(Extracted records)

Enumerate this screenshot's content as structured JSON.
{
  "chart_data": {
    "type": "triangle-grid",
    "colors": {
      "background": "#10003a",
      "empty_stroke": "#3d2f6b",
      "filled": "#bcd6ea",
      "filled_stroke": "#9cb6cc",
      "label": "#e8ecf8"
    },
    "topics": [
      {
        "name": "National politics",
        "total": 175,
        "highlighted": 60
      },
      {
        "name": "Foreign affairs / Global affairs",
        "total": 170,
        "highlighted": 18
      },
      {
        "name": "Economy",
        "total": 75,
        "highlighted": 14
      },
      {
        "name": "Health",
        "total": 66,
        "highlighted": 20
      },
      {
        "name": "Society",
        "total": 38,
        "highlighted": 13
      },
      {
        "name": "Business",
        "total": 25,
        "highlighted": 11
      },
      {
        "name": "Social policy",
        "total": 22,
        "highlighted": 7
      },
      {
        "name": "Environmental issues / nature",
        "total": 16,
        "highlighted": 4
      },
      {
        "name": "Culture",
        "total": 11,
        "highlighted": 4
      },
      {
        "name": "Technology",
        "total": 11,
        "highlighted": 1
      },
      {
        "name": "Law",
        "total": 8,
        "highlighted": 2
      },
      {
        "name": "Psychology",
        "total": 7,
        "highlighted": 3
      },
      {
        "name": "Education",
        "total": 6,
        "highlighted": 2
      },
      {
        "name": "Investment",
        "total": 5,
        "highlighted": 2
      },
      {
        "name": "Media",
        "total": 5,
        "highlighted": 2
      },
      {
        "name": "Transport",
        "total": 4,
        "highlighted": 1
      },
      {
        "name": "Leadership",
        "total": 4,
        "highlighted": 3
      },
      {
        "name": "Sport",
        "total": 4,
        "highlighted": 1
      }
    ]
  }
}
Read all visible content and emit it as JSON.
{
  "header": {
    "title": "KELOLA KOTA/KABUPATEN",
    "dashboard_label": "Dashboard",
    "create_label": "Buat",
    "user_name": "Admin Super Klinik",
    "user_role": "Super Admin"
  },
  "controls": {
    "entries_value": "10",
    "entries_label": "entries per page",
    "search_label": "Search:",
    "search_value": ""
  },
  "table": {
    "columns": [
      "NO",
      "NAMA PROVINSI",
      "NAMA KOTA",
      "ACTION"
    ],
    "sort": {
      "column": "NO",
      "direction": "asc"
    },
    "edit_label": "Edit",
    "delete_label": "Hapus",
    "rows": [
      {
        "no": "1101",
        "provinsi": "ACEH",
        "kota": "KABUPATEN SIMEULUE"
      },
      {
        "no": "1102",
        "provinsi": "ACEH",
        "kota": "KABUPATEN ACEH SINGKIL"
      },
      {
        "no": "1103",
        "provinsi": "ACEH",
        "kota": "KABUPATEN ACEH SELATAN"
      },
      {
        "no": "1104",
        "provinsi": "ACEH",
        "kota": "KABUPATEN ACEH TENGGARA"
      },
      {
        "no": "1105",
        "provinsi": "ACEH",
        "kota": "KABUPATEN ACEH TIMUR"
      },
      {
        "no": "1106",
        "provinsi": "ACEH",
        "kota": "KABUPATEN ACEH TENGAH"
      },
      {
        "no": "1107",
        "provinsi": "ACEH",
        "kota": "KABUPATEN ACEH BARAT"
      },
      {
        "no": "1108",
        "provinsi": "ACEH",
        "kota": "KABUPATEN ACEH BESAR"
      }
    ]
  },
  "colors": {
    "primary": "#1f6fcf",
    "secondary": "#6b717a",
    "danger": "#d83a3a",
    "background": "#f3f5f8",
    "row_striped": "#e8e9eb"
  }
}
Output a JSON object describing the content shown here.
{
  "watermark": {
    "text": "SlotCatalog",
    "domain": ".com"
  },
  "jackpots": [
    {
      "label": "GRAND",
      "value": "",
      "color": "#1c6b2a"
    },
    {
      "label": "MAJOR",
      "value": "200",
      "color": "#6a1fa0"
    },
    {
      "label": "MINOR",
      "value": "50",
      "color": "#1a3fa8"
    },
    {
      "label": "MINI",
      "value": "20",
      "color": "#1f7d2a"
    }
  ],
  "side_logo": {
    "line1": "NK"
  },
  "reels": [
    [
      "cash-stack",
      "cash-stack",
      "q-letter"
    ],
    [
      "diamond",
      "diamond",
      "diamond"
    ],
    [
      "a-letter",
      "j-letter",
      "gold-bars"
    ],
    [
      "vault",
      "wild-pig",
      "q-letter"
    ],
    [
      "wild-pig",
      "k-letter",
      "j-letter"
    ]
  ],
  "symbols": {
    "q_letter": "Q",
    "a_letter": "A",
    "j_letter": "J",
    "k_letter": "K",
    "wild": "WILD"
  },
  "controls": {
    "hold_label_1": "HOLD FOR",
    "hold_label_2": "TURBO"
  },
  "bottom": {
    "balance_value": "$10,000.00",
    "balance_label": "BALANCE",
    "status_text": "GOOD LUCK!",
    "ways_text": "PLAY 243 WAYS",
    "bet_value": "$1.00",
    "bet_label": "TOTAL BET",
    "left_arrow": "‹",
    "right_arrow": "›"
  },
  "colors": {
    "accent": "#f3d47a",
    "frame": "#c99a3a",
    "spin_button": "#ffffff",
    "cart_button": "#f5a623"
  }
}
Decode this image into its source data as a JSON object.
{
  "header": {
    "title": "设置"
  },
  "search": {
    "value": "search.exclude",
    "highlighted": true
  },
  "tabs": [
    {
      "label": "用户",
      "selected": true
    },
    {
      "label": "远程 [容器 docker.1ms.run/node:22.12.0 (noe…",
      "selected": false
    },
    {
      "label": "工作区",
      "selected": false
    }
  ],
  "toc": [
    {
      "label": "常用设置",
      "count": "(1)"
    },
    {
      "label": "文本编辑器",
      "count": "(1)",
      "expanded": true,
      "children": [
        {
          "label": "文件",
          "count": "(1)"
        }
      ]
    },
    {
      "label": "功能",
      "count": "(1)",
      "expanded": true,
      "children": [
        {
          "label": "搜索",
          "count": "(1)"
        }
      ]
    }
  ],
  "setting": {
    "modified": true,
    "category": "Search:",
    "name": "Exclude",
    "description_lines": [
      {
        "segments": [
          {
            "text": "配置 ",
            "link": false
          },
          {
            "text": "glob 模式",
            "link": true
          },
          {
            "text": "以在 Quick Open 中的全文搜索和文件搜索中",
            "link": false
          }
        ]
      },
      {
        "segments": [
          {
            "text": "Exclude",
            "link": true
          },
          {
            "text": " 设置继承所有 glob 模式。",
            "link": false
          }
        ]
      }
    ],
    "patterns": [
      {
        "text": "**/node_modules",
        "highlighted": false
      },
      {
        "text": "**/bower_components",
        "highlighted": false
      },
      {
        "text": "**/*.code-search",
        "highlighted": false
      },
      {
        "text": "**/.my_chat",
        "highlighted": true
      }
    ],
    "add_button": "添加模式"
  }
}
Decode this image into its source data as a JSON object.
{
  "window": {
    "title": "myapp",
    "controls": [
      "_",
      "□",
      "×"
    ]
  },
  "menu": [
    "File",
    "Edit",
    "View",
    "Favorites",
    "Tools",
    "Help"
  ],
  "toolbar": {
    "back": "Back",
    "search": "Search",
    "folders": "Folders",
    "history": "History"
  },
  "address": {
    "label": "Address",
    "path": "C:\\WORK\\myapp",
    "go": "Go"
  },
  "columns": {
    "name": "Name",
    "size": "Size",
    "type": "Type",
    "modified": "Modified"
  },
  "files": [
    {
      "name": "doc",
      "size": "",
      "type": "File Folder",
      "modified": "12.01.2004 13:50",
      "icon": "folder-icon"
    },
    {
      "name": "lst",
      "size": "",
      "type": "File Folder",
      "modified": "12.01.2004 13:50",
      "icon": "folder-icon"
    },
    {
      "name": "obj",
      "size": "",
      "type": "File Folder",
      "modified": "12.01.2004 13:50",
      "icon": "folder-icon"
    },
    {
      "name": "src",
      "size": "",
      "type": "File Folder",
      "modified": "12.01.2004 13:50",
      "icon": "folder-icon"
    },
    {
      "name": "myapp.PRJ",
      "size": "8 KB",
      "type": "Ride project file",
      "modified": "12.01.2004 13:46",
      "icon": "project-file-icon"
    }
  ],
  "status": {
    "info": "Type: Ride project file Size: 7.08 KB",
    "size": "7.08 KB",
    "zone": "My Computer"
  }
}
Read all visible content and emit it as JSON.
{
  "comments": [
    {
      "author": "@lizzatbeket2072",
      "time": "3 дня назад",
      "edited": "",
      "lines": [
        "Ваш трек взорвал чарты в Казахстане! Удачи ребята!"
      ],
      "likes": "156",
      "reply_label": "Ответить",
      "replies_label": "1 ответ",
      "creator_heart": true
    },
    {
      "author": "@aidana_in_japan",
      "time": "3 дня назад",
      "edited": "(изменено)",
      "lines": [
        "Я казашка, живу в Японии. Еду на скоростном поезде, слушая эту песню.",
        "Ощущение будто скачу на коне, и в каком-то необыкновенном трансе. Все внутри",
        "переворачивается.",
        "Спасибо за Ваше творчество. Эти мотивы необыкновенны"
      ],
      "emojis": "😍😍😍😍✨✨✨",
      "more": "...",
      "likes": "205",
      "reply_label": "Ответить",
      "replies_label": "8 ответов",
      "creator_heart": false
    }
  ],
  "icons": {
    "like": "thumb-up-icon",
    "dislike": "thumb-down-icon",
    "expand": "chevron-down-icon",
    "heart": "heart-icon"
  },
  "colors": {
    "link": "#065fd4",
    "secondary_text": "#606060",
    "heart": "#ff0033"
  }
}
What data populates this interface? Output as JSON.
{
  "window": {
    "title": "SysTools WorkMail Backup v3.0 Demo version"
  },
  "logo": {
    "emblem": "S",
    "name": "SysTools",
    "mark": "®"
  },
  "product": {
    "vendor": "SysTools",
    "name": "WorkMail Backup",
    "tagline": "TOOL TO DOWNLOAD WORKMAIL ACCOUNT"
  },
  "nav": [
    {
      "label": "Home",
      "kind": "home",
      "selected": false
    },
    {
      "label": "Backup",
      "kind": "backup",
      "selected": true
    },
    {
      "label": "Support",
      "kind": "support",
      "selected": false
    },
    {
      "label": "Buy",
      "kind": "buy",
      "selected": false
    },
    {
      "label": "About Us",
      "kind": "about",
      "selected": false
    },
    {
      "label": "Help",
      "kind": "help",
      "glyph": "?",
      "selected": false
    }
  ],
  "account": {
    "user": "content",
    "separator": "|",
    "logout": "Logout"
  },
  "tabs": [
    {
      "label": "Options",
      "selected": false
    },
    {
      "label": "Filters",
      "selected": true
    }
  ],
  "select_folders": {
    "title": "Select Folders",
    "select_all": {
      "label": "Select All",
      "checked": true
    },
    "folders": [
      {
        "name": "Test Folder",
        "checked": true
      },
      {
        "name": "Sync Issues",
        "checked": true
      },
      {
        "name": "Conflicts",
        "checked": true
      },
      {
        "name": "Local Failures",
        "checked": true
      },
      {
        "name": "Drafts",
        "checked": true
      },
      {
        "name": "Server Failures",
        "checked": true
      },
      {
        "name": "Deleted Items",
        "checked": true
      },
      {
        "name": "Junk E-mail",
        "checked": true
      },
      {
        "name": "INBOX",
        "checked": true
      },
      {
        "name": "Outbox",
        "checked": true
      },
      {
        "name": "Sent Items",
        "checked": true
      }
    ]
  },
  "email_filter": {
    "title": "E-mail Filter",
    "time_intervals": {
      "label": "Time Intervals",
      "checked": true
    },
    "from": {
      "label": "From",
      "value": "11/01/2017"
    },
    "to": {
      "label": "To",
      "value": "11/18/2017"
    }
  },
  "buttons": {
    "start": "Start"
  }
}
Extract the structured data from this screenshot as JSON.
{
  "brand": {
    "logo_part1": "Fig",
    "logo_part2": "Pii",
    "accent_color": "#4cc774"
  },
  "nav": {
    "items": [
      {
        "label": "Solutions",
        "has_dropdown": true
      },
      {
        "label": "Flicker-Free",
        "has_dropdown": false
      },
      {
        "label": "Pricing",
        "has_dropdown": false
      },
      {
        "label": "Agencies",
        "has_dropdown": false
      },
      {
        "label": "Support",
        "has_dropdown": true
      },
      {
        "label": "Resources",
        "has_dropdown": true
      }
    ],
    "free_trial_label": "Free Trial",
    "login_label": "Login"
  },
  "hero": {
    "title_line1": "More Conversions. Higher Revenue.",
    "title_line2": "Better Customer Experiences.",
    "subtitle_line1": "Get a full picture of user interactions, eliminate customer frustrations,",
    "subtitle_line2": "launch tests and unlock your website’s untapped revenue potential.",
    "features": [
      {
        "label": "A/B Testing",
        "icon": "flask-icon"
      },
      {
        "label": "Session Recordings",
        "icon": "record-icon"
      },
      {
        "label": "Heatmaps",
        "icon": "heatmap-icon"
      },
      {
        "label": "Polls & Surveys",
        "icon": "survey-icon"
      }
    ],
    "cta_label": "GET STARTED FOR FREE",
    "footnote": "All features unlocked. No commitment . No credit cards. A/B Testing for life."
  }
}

(Work to do):
Look for the word "project" in every line of the listing and copy the lines that have it.

(Reply):
      "type": "Ride project file",
      "icon": "project-file-icon"
    "info": "Type: Ride project file Size: 7.08 KB",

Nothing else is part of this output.